• INSTRUCTIONS FOR THE TASK:
In the entries that follow, find the word "date" and report each line it is on.

• SUPPLIED RECORDS:
## BEGIN

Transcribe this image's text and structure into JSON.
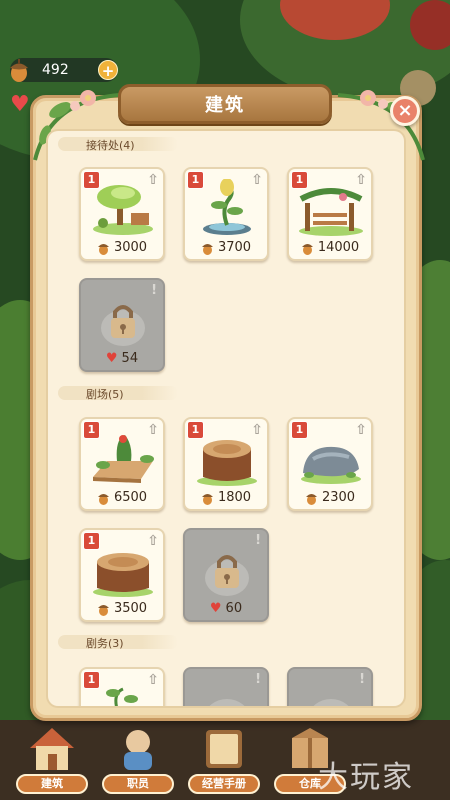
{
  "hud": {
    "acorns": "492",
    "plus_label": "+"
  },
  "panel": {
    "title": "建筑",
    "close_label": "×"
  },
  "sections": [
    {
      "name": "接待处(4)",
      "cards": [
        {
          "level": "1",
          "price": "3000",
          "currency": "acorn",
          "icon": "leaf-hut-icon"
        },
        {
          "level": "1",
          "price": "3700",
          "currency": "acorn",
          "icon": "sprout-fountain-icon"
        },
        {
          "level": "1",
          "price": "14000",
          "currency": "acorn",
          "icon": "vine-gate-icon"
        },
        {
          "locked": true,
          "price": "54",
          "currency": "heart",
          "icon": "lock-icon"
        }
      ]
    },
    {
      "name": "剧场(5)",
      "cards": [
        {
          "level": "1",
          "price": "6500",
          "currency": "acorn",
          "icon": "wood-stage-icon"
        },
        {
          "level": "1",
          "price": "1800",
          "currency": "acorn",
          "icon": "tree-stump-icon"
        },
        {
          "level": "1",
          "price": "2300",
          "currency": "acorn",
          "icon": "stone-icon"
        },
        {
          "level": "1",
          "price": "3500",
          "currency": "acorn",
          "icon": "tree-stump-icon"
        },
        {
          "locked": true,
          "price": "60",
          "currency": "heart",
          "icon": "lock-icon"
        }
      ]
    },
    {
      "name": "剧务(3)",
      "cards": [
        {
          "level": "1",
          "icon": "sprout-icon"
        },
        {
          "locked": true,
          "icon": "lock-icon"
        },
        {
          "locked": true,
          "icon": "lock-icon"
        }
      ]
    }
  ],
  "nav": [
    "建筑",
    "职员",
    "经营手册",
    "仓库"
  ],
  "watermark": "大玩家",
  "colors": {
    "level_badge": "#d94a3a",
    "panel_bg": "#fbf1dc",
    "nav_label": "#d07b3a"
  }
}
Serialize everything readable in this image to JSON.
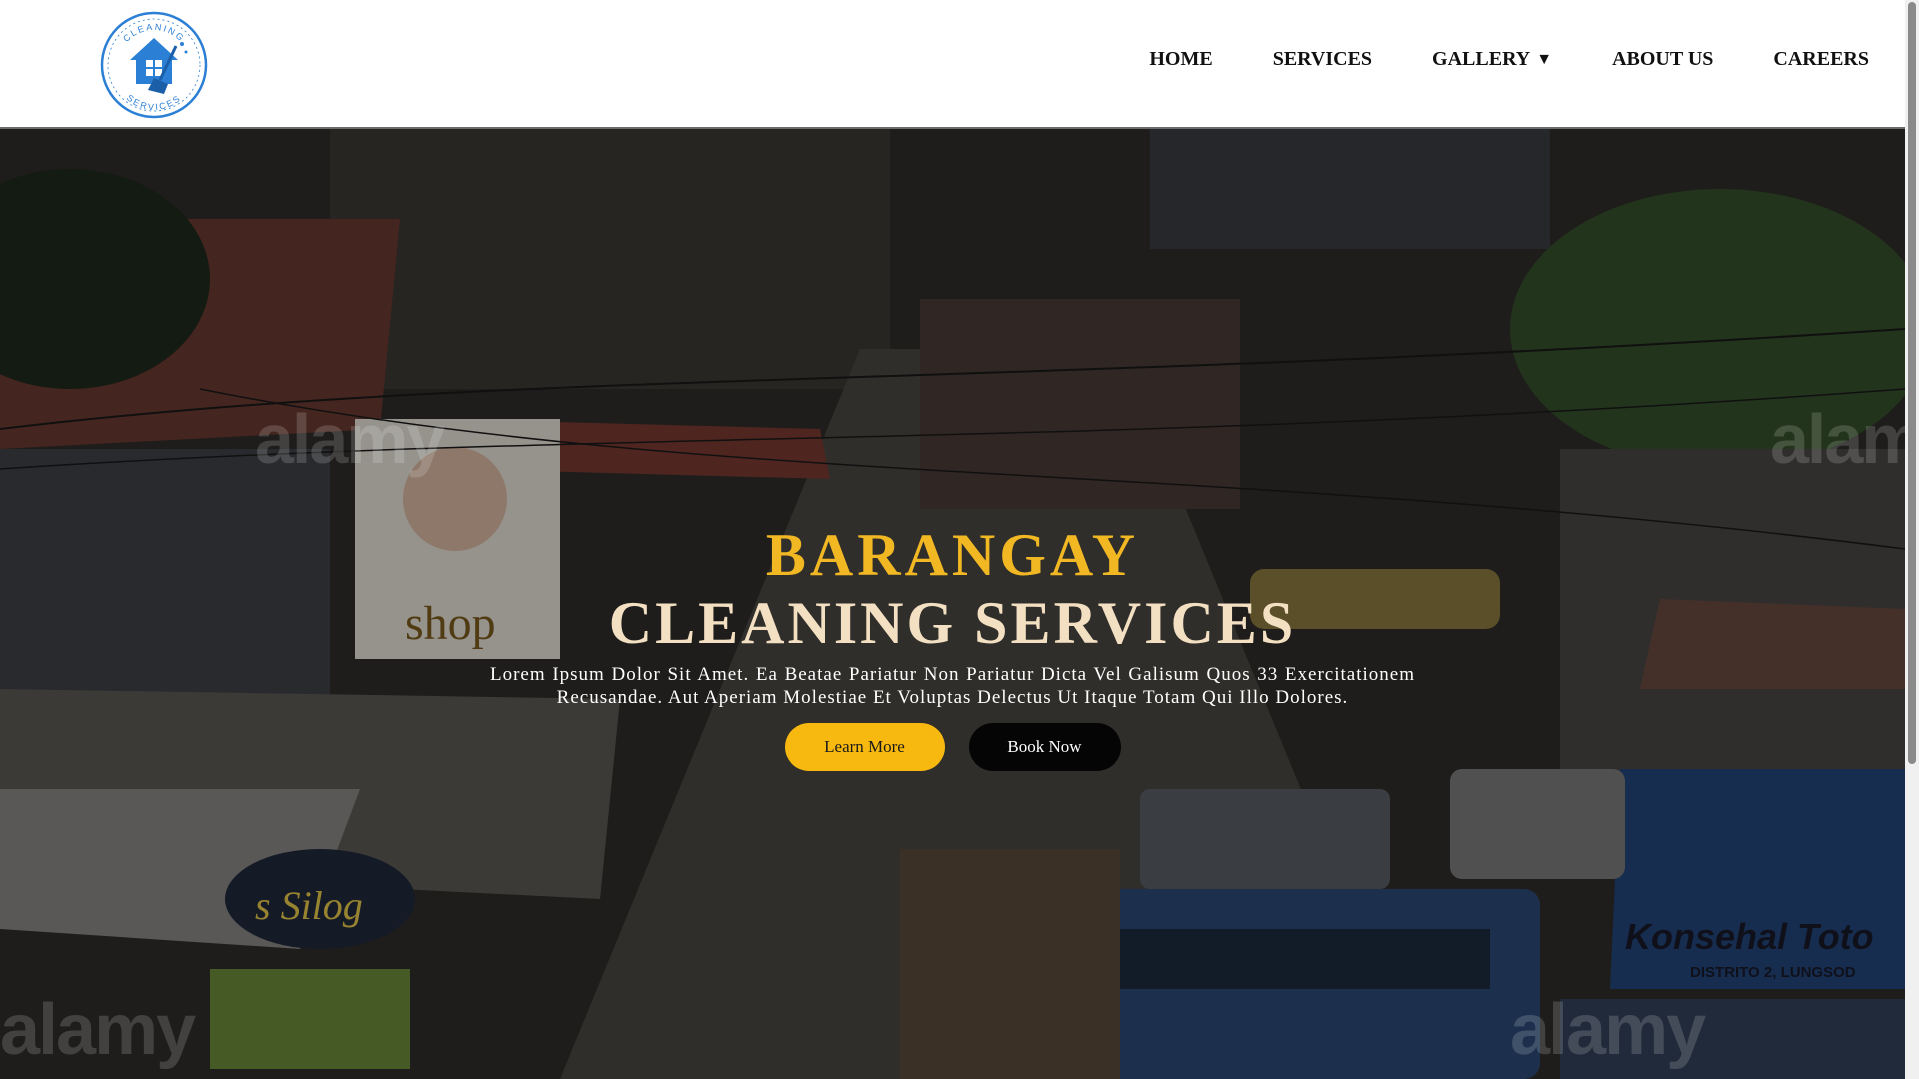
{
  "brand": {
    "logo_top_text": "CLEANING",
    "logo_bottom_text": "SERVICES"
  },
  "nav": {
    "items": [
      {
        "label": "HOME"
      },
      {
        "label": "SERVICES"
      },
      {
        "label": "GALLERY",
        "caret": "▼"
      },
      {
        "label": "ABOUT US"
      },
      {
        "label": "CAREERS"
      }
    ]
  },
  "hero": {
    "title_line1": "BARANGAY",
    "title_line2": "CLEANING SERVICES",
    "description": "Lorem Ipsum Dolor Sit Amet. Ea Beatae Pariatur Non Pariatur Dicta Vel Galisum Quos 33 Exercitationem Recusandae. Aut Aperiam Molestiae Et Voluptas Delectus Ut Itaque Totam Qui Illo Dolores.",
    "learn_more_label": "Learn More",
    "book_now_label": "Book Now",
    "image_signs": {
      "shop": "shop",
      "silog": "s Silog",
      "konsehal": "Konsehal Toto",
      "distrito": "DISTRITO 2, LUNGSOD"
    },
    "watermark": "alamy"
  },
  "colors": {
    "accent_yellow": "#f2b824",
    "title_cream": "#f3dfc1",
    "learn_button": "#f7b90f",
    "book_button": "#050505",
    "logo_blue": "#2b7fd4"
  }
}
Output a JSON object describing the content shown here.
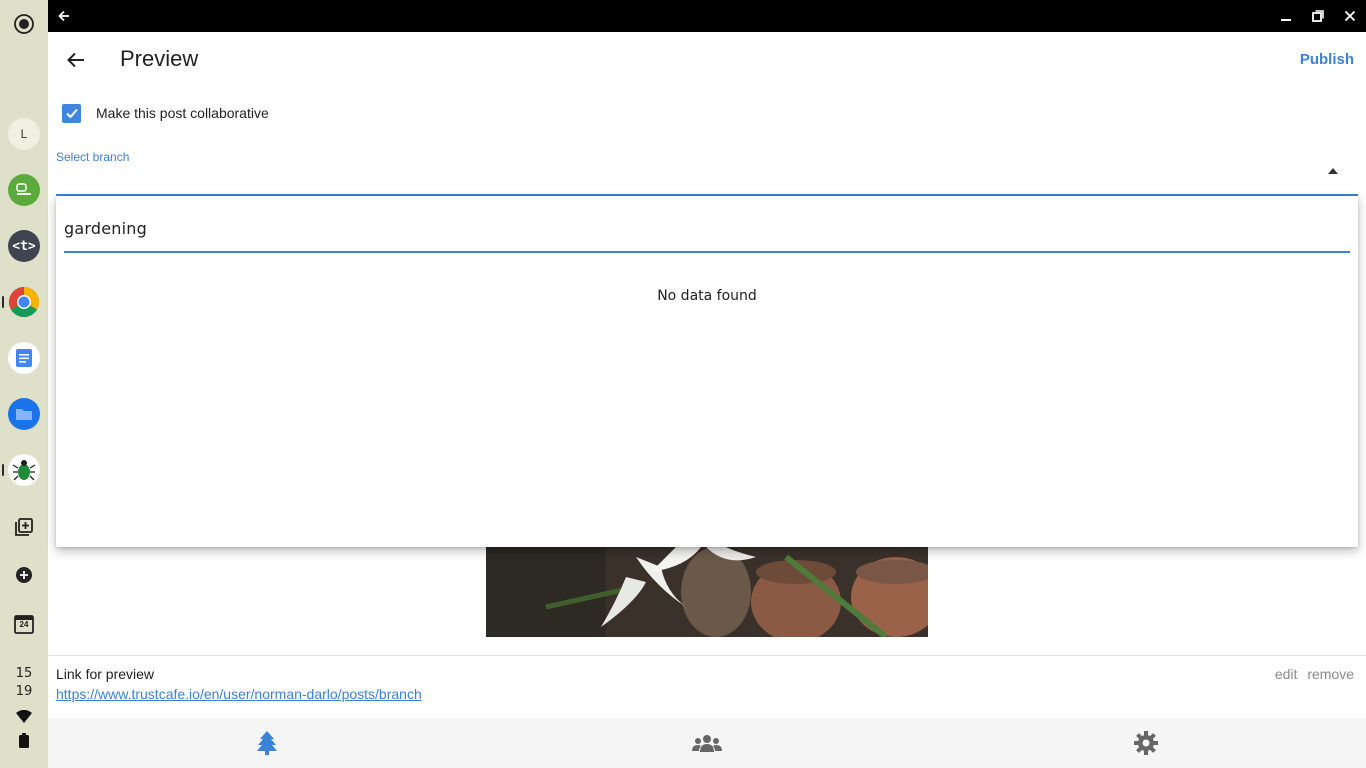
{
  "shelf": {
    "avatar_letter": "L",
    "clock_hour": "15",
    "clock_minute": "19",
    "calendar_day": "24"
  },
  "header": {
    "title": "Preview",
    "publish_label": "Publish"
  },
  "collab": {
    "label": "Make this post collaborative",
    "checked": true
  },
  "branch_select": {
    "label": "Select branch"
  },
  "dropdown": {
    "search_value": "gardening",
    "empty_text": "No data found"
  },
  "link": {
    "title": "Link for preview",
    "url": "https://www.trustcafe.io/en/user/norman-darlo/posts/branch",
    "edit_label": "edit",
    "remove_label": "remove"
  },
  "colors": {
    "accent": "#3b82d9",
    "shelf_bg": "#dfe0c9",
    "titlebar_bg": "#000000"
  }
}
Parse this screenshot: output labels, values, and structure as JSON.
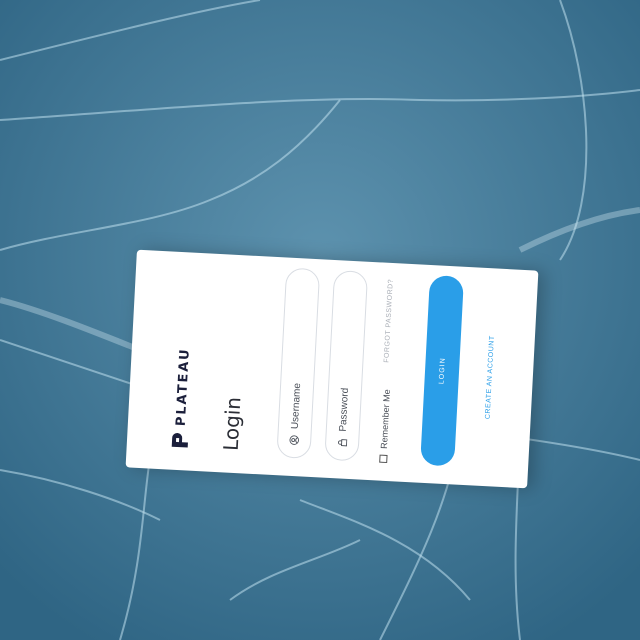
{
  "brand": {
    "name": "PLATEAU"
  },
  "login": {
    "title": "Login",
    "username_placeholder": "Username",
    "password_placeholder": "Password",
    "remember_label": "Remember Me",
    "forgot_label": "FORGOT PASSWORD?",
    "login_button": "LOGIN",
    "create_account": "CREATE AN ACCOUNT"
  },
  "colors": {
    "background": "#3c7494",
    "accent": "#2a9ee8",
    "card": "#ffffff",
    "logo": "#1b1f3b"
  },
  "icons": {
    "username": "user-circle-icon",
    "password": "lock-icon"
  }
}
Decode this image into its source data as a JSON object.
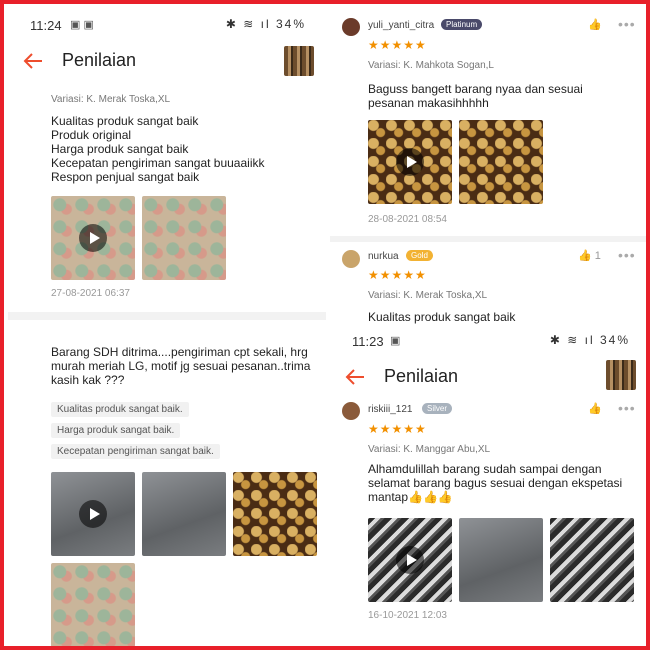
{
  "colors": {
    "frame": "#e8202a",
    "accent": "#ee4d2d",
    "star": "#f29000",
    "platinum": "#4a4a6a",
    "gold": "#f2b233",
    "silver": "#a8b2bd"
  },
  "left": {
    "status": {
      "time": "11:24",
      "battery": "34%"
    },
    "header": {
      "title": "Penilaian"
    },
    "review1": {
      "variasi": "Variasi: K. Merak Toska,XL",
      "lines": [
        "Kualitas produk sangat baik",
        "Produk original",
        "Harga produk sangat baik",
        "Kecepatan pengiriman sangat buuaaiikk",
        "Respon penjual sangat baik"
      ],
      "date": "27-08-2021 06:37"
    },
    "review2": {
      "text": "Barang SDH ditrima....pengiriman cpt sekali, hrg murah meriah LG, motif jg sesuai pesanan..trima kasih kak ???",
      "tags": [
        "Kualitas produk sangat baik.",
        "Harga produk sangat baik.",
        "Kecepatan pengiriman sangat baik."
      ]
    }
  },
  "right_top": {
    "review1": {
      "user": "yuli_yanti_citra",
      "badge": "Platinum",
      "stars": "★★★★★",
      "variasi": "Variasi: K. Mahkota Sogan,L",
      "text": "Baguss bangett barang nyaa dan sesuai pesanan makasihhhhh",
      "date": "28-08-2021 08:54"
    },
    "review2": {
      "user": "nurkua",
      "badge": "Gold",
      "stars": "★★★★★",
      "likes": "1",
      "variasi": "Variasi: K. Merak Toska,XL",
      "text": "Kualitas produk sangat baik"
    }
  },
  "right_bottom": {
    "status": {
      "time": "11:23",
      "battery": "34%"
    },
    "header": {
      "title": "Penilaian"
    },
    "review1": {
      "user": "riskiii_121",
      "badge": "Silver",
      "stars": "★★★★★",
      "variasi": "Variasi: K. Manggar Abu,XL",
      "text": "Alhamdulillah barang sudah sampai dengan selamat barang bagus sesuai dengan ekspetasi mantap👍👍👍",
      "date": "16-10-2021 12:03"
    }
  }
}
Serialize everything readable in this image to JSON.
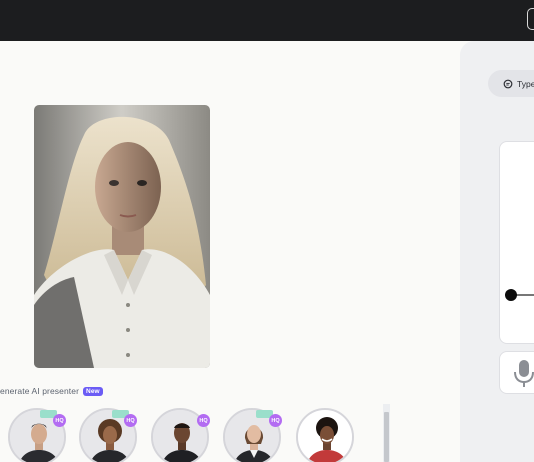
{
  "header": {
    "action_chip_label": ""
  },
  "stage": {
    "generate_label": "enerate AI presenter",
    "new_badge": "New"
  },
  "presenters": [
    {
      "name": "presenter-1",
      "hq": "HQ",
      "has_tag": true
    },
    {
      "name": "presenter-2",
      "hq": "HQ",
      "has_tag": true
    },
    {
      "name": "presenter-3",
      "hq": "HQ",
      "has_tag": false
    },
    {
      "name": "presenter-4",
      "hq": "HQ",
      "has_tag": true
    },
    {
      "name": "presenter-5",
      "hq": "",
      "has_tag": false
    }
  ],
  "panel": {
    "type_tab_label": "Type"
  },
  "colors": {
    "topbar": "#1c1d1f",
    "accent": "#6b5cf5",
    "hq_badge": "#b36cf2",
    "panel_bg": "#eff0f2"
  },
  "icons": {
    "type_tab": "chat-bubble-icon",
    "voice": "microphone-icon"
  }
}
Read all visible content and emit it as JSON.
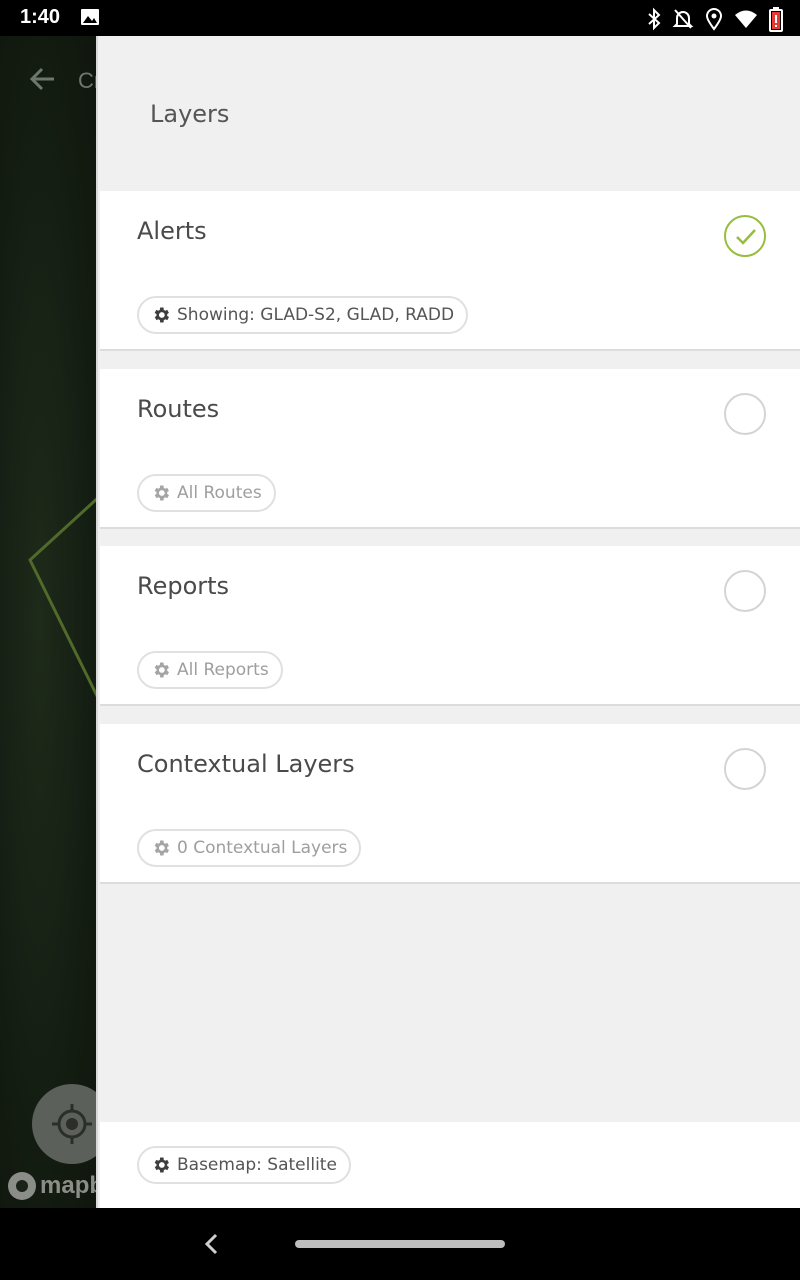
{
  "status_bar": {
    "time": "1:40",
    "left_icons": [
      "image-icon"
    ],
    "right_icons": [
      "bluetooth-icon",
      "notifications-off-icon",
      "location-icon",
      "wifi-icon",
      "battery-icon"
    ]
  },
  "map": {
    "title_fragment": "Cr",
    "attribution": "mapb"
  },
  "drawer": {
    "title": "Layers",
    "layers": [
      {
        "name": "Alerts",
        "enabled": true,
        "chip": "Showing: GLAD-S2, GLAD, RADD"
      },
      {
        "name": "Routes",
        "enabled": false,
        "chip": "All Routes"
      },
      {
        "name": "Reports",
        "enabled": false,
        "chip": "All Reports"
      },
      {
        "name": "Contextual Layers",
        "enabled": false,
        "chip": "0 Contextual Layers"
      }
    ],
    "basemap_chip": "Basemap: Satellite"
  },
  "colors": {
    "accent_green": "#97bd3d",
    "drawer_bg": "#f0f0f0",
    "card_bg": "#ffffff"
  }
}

## END

• THE REPLY:
      "date": "27-08-2021 06:37"
      "date": "28-08-2021 08:54"
      "date": "16-10-2021 12:03"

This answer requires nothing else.